Exercise brief.
Output every line exactly as written. Leave out pictures.

Input rows.
┏━━

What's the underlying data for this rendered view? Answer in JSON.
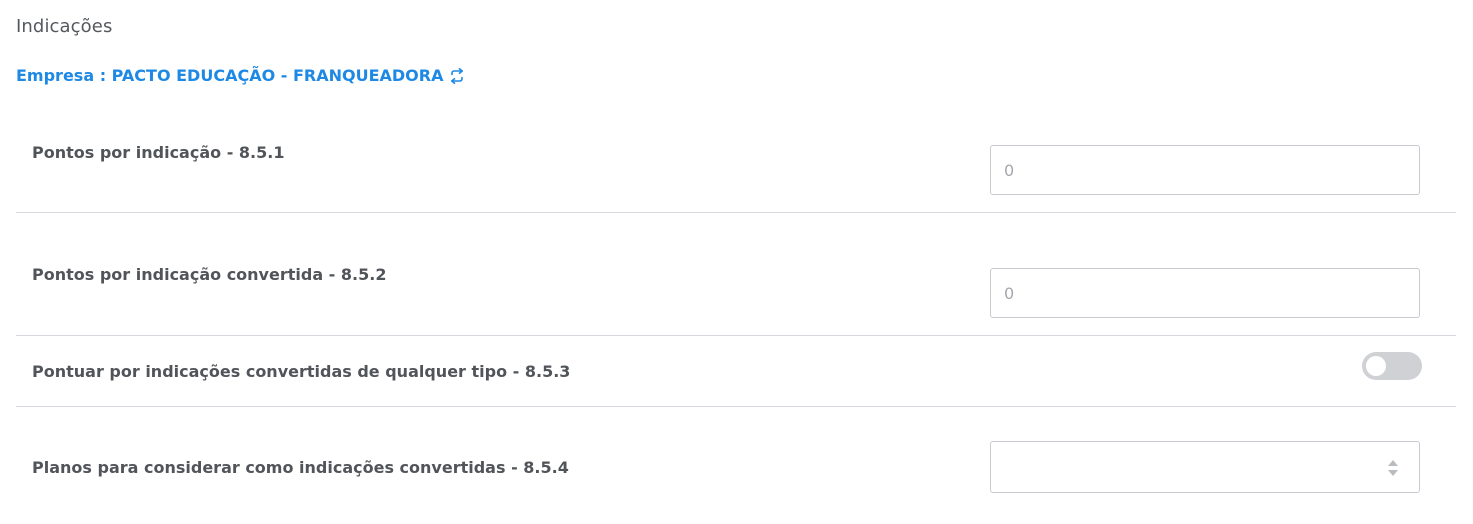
{
  "page": {
    "title": "Indicações"
  },
  "company": {
    "label": "Empresa : PACTO EDUCAÇÃO - FRANQUEADORA",
    "icon": "swap-arrows-icon",
    "color": "#1e88e5"
  },
  "settings": [
    {
      "label": "Pontos por indicação - 8.5.1",
      "type": "number-input",
      "value": "",
      "placeholder": "0"
    },
    {
      "label": "Pontos por indicação convertida - 8.5.2",
      "type": "number-input",
      "value": "",
      "placeholder": "0"
    },
    {
      "label": "Pontuar por indicações convertidas de qualquer tipo - 8.5.3",
      "type": "toggle",
      "checked": false
    },
    {
      "label": "Planos para considerar como indicações convertidas - 8.5.4",
      "type": "select",
      "selected": "",
      "icon": "sort-updown-icon"
    }
  ]
}
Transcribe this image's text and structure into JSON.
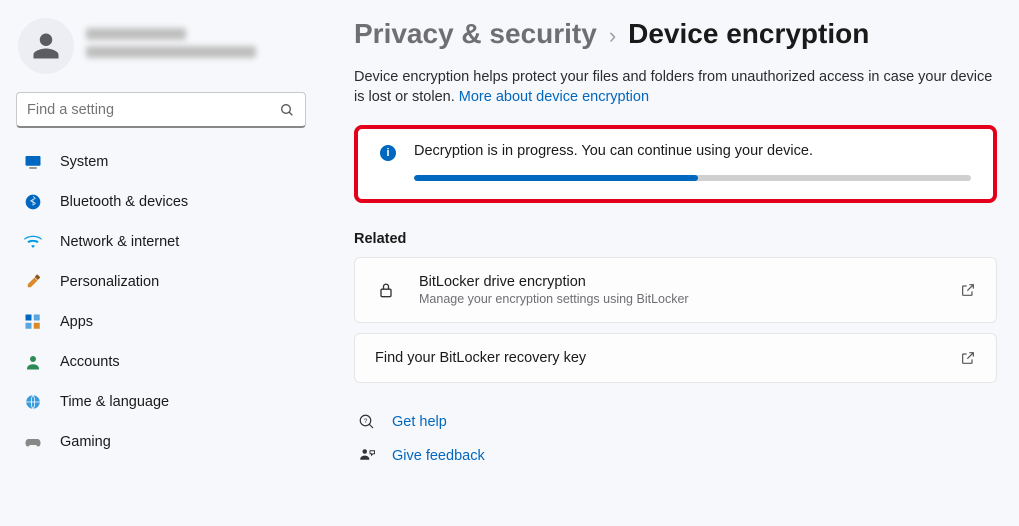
{
  "search": {
    "placeholder": "Find a setting"
  },
  "sidebar": {
    "items": [
      {
        "label": "System"
      },
      {
        "label": "Bluetooth & devices"
      },
      {
        "label": "Network & internet"
      },
      {
        "label": "Personalization"
      },
      {
        "label": "Apps"
      },
      {
        "label": "Accounts"
      },
      {
        "label": "Time & language"
      },
      {
        "label": "Gaming"
      }
    ]
  },
  "breadcrumb": {
    "parent": "Privacy & security",
    "current": "Device encryption"
  },
  "description": "Device encryption helps protect your files and folders from unauthorized access in case your device is lost or stolen.",
  "more_link": "More about device encryption",
  "alert": {
    "text": "Decryption is in progress. You can continue using your device.",
    "progress_percent": 51
  },
  "related": {
    "label": "Related",
    "items": [
      {
        "title": "BitLocker drive encryption",
        "subtitle": "Manage your encryption settings using BitLocker"
      },
      {
        "title": "Find your BitLocker recovery key",
        "subtitle": ""
      }
    ]
  },
  "footer": {
    "help": "Get help",
    "feedback": "Give feedback"
  },
  "colors": {
    "accent": "#0067c0",
    "highlight_border": "#e4001b"
  }
}
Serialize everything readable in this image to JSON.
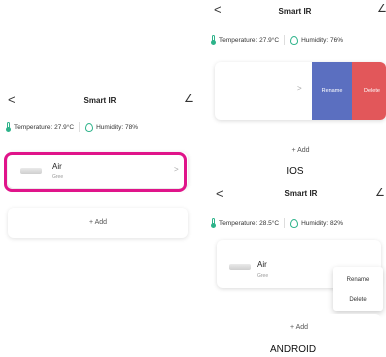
{
  "colors": {
    "accent_green": "#2db38a",
    "highlight_magenta": "#e0148a",
    "rename_blue": "#5b6fc0",
    "delete_red": "#e2575a"
  },
  "icons": {
    "back": "‹",
    "edit": "✎",
    "chevron": "›",
    "thermometer": "thermometer-icon",
    "humidity": "humidity-drop-icon",
    "device": "air-conditioner-icon"
  },
  "left": {
    "back_symbol": "<",
    "title": "Smart IR",
    "edit_symbol": "∠",
    "temperature_label": "Temperature:",
    "temperature_value": "27.9°C",
    "humidity_label": "Humidity:",
    "humidity_value": "78%",
    "device_name": "Air",
    "device_room": "Gree",
    "chevron": ">",
    "add_label": "+ Add"
  },
  "ios": {
    "back_symbol": "<",
    "title": "Smart IR",
    "edit_symbol": "∠",
    "temperature_label": "Temperature:",
    "temperature_value": "27.9°C",
    "humidity_label": "Humidity:",
    "humidity_value": "76%",
    "chevron": ">",
    "rename_label": "Rename",
    "delete_label": "Delete",
    "add_label": "+ Add",
    "caption": "IOS"
  },
  "android": {
    "back_symbol": "<",
    "title": "Smart IR",
    "edit_symbol": "∠",
    "temperature_label": "Temperature:",
    "temperature_value": "28.5°C",
    "humidity_label": "Humidity:",
    "humidity_value": "82%",
    "device_name": "Air",
    "device_room": "Gree",
    "rename_label": "Rename",
    "delete_label": "Delete",
    "add_label": "+ Add",
    "caption": "ANDROID"
  }
}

┗━━

Correct answer.
What's the underlying data for this rendered view? Answer in JSON.
{
  "page": {
    "title": "Indicações"
  },
  "company": {
    "label": "Empresa : PACTO EDUCAÇÃO - FRANQUEADORA",
    "icon": "swap-arrows-icon",
    "color": "#1e88e5"
  },
  "settings": [
    {
      "label": "Pontos por indicação - 8.5.1",
      "type": "number-input",
      "value": "",
      "placeholder": "0"
    },
    {
      "label": "Pontos por indicação convertida - 8.5.2",
      "type": "number-input",
      "value": "",
      "placeholder": "0"
    },
    {
      "label": "Pontuar por indicações convertidas de qualquer tipo - 8.5.3",
      "type": "toggle",
      "checked": false
    },
    {
      "label": "Planos para considerar como indicações convertidas - 8.5.4",
      "type": "select",
      "selected": "",
      "icon": "sort-updown-icon"
    }
  ]
}
Transcribe this image's text and structure into JSON.
{
  "search": {
    "placeholder": "Find a setting"
  },
  "sidebar": {
    "items": [
      {
        "label": "System"
      },
      {
        "label": "Bluetooth & devices"
      },
      {
        "label": "Network & internet"
      },
      {
        "label": "Personalization"
      },
      {
        "label": "Apps"
      },
      {
        "label": "Accounts"
      },
      {
        "label": "Time & language"
      },
      {
        "label": "Gaming"
      }
    ]
  },
  "breadcrumb": {
    "parent": "Privacy & security",
    "current": "Device encryption"
  },
  "description": "Device encryption helps protect your files and folders from unauthorized access in case your device is lost or stolen.",
  "more_link": "More about device encryption",
  "alert": {
    "text": "Decryption is in progress. You can continue using your device.",
    "progress_percent": 51
  },
  "related": {
    "label": "Related",
    "items": [
      {
        "title": "BitLocker drive encryption",
        "subtitle": "Manage your encryption settings using BitLocker"
      },
      {
        "title": "Find your BitLocker recovery key",
        "subtitle": ""
      }
    ]
  },
  "footer": {
    "help": "Get help",
    "feedback": "Give feedback"
  },
  "colors": {
    "accent": "#0067c0",
    "highlight_border": "#e4001b"
  }
}
Serialize everything readable in this image to JSON.
{
  "colors": {
    "accent_green": "#2db38a",
    "highlight_magenta": "#e0148a",
    "rename_blue": "#5b6fc0",
    "delete_red": "#e2575a"
  },
  "icons": {
    "back": "‹",
    "edit": "✎",
    "chevron": "›",
    "thermometer": "thermometer-icon",
    "humidity": "humidity-drop-icon",
    "device": "air-conditioner-icon"
  },
  "left": {
    "back_symbol": "<",
    "title": "Smart IR",
    "edit_symbol": "∠",
    "temperature_label": "Temperature:",
    "temperature_value": "27.9°C",
    "humidity_label": "Humidity:",
    "humidity_value": "78%",
    "device_name": "Air",
    "device_room": "Gree",
    "chevron": ">",
    "add_label": "+ Add"
  },
  "ios": {
    "back_symbol": "<",
    "title": "Smart IR",
    "edit_symbol": "∠",
    "temperature_label": "Temperature:",
    "temperature_value": "27.9°C",
    "humidity_label": "Humidity:",
    "humidity_value": "76%",
    "chevron": ">",
    "rename_label": "Rename",
    "delete_label": "Delete",
    "add_label": "+ Add",
    "caption": "IOS"
  },
  "android": {
    "back_symbol": "<",
    "title": "Smart IR",
    "edit_symbol": "∠",
    "temperature_label": "Temperature:",
    "temperature_value": "28.5°C",
    "humidity_label": "Humidity:",
    "humidity_value": "82%",
    "device_name": "Air",
    "device_room": "Gree",
    "rename_label": "Rename",
    "delete_label": "Delete",
    "add_label": "+ Add",
    "caption": "ANDROID"
  }
}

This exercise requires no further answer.